## BEGIN

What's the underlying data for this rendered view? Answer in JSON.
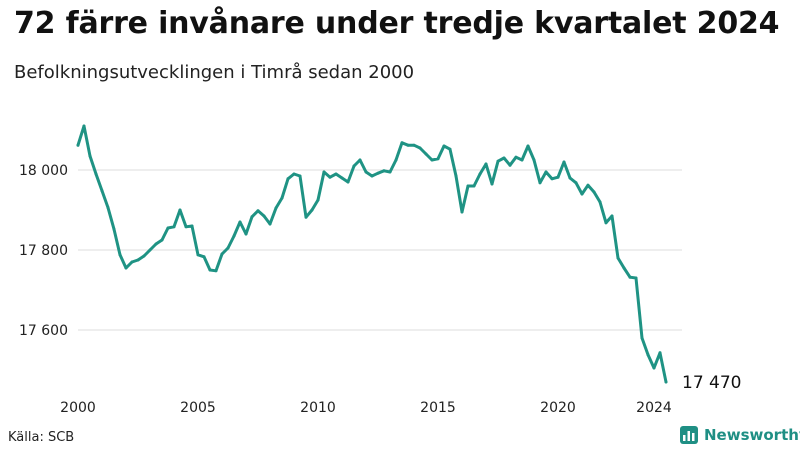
{
  "title": "72 färre invånare under tredje kvartalet 2024",
  "subtitle": "Befolkningsutvecklingen i Timrå sedan 2000",
  "source": "Källa: SCB",
  "brand": {
    "name": "Newsworthy",
    "icon": "newsworthy-logo-icon",
    "color": "#1f8f84"
  },
  "chart_data": {
    "type": "line",
    "title": "72 färre invånare under tredje kvartalet 2024",
    "subtitle": "Befolkningsutvecklingen i Timrå sedan 2000",
    "xlabel": "",
    "ylabel": "",
    "xlim": [
      2000,
      2024.75
    ],
    "ylim": [
      17450,
      18150
    ],
    "grid": true,
    "line_color": "#1f9384",
    "x_ticks": [
      2000,
      2005,
      2010,
      2015,
      2020,
      2024
    ],
    "x_tick_labels": [
      "2000",
      "2005",
      "2010",
      "2015",
      "2020",
      "2024"
    ],
    "y_ticks": [
      17600,
      17800,
      18000
    ],
    "y_tick_labels": [
      "17 600",
      "17 800",
      "18 000"
    ],
    "end_label": "17 470",
    "series": [
      {
        "x": [
          2000.0,
          2000.25,
          2000.5,
          2000.75,
          2001.0,
          2001.25,
          2001.5,
          2001.75,
          2002.0,
          2002.25,
          2002.5,
          2002.75,
          2003.0,
          2003.25,
          2003.5,
          2003.75,
          2004.0,
          2004.25,
          2004.5,
          2004.75,
          2005.0,
          2005.25,
          2005.5,
          2005.75,
          2006.0,
          2006.25,
          2006.5,
          2006.75,
          2007.0,
          2007.25,
          2007.5,
          2007.75,
          2008.0,
          2008.25,
          2008.5,
          2008.75,
          2009.0,
          2009.25,
          2009.5,
          2009.75,
          2010.0,
          2010.25,
          2010.5,
          2010.75,
          2011.0,
          2011.25,
          2011.5,
          2011.75,
          2012.0,
          2012.25,
          2012.5,
          2012.75,
          2013.0,
          2013.25,
          2013.5,
          2013.75,
          2014.0,
          2014.25,
          2014.5,
          2014.75,
          2015.0,
          2015.25,
          2015.5,
          2015.75,
          2016.0,
          2016.25,
          2016.5,
          2016.75,
          2017.0,
          2017.25,
          2017.5,
          2017.75,
          2018.0,
          2018.25,
          2018.5,
          2018.75,
          2019.0,
          2019.25,
          2019.5,
          2019.75,
          2020.0,
          2020.25,
          2020.5,
          2020.75,
          2021.0,
          2021.25,
          2021.5,
          2021.75,
          2022.0,
          2022.25,
          2022.5,
          2022.75,
          2023.0,
          2023.25,
          2023.5,
          2023.75,
          2024.0,
          2024.25,
          2024.5
        ],
        "y": [
          18062,
          18110,
          18035,
          17990,
          17948,
          17906,
          17852,
          17788,
          17755,
          17770,
          17775,
          17785,
          17800,
          17815,
          17825,
          17855,
          17858,
          17900,
          17858,
          17860,
          17788,
          17783,
          17750,
          17748,
          17790,
          17805,
          17835,
          17870,
          17840,
          17883,
          17898,
          17885,
          17865,
          17905,
          17930,
          17978,
          17990,
          17985,
          17882,
          17900,
          17925,
          17995,
          17982,
          17990,
          17980,
          17970,
          18010,
          18025,
          17995,
          17985,
          17992,
          17998,
          17995,
          18025,
          18068,
          18062,
          18062,
          18055,
          18040,
          18025,
          18028,
          18060,
          18052,
          17985,
          17895,
          17960,
          17960,
          17990,
          18015,
          17965,
          18022,
          18030,
          18012,
          18032,
          18025,
          18060,
          18025,
          17968,
          17995,
          17978,
          17982,
          18020,
          17980,
          17968,
          17940,
          17962,
          17945,
          17920,
          17868,
          17885,
          17780,
          17755,
          17732,
          17730,
          17580,
          17538,
          17505,
          17543,
          17470
        ]
      }
    ]
  }
}
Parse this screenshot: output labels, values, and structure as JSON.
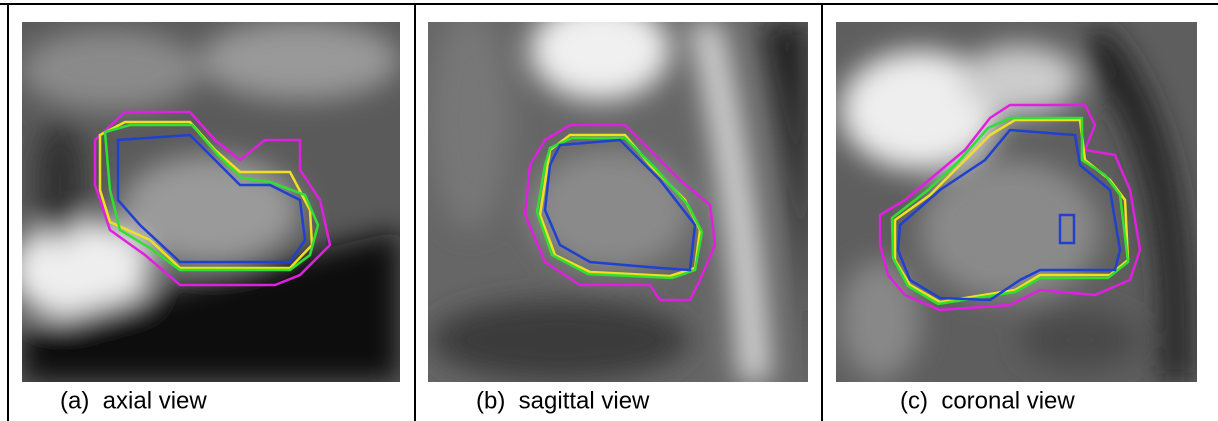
{
  "panels": [
    {
      "caption": "(a)  axial view"
    },
    {
      "caption": "(b)  sagittal view"
    },
    {
      "caption": "(c)  coronal view"
    }
  ]
}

## END

- [EXERCISE INSTRUCTIONS]: Pictures in the records should not appear in your copy, but everything else must be transcribed exactly.

- [WRITTEN SOLUTION]:
What's the underlying data for this rendered view? Answer in JSON.
{
  "title": "72 färre invånare under tredje kvartalet 2024",
  "subtitle": "Befolkningsutvecklingen i Timrå sedan 2000",
  "source": "Källa: SCB",
  "brand": {
    "name": "Newsworthy",
    "icon": "newsworthy-logo-icon",
    "color": "#1f8f84"
  },
  "chart_data": {
    "type": "line",
    "title": "72 färre invånare under tredje kvartalet 2024",
    "subtitle": "Befolkningsutvecklingen i Timrå sedan 2000",
    "xlabel": "",
    "ylabel": "",
    "xlim": [
      2000,
      2024.75
    ],
    "ylim": [
      17450,
      18150
    ],
    "grid": true,
    "line_color": "#1f9384",
    "x_ticks": [
      2000,
      2005,
      2010,
      2015,
      2020,
      2024
    ],
    "x_tick_labels": [
      "2000",
      "2005",
      "2010",
      "2015",
      "2020",
      "2024"
    ],
    "y_ticks": [
      17600,
      17800,
      18000
    ],
    "y_tick_labels": [
      "17 600",
      "17 800",
      "18 000"
    ],
    "end_label": "17 470",
    "series": [
      {
        "x": [
          2000.0,
          2000.25,
          2000.5,
          2000.75,
          2001.0,
          2001.25,
          2001.5,
          2001.75,
          2002.0,
          2002.25,
          2002.5,
          2002.75,
          2003.0,
          2003.25,
          2003.5,
          2003.75,
          2004.0,
          2004.25,
          2004.5,
          2004.75,
          2005.0,
          2005.25,
          2005.5,
          2005.75,
          2006.0,
          2006.25,
          2006.5,
          2006.75,
          2007.0,
          2007.25,
          2007.5,
          2007.75,
          2008.0,
          2008.25,
          2008.5,
          2008.75,
          2009.0,
          2009.25,
          2009.5,
          2009.75,
          2010.0,
          2010.25,
          2010.5,
          2010.75,
          2011.0,
          2011.25,
          2011.5,
          2011.75,
          2012.0,
          2012.25,
          2012.5,
          2012.75,
          2013.0,
          2013.25,
          2013.5,
          2013.75,
          2014.0,
          2014.25,
          2014.5,
          2014.75,
          2015.0,
          2015.25,
          2015.5,
          2015.75,
          2016.0,
          2016.25,
          2016.5,
          2016.75,
          2017.0,
          2017.25,
          2017.5,
          2017.75,
          2018.0,
          2018.25,
          2018.5,
          2018.75,
          2019.0,
          2019.25,
          2019.5,
          2019.75,
          2020.0,
          2020.25,
          2020.5,
          2020.75,
          2021.0,
          2021.25,
          2021.5,
          2021.75,
          2022.0,
          2022.25,
          2022.5,
          2022.75,
          2023.0,
          2023.25,
          2023.5,
          2023.75,
          2024.0,
          2024.25,
          2024.5
        ],
        "y": [
          18062,
          18110,
          18035,
          17990,
          17948,
          17906,
          17852,
          17788,
          17755,
          17770,
          17775,
          17785,
          17800,
          17815,
          17825,
          17855,
          17858,
          17900,
          17858,
          17860,
          17788,
          17783,
          17750,
          17748,
          17790,
          17805,
          17835,
          17870,
          17840,
          17883,
          17898,
          17885,
          17865,
          17905,
          17930,
          17978,
          17990,
          17985,
          17882,
          17900,
          17925,
          17995,
          17982,
          17990,
          17980,
          17970,
          18010,
          18025,
          17995,
          17985,
          17992,
          17998,
          17995,
          18025,
          18068,
          18062,
          18062,
          18055,
          18040,
          18025,
          18028,
          18060,
          18052,
          17985,
          17895,
          17960,
          17960,
          17990,
          18015,
          17965,
          18022,
          18030,
          18012,
          18032,
          18025,
          18060,
          18025,
          17968,
          17995,
          17978,
          17982,
          18020,
          17980,
          17968,
          17940,
          17962,
          17945,
          17920,
          17868,
          17885,
          17780,
          17755,
          17732,
          17730,
          17580,
          17538,
          17505,
          17543,
          17470
        ]
      }
    ]
  }
}
Parse this screenshot: output labels, values, and structure as JSON.
{
  "panels": [
    {
      "caption": "(a)  axial view"
    },
    {
      "caption": "(b)  sagittal view"
    },
    {
      "caption": "(c)  coronal view"
    }
  ]
}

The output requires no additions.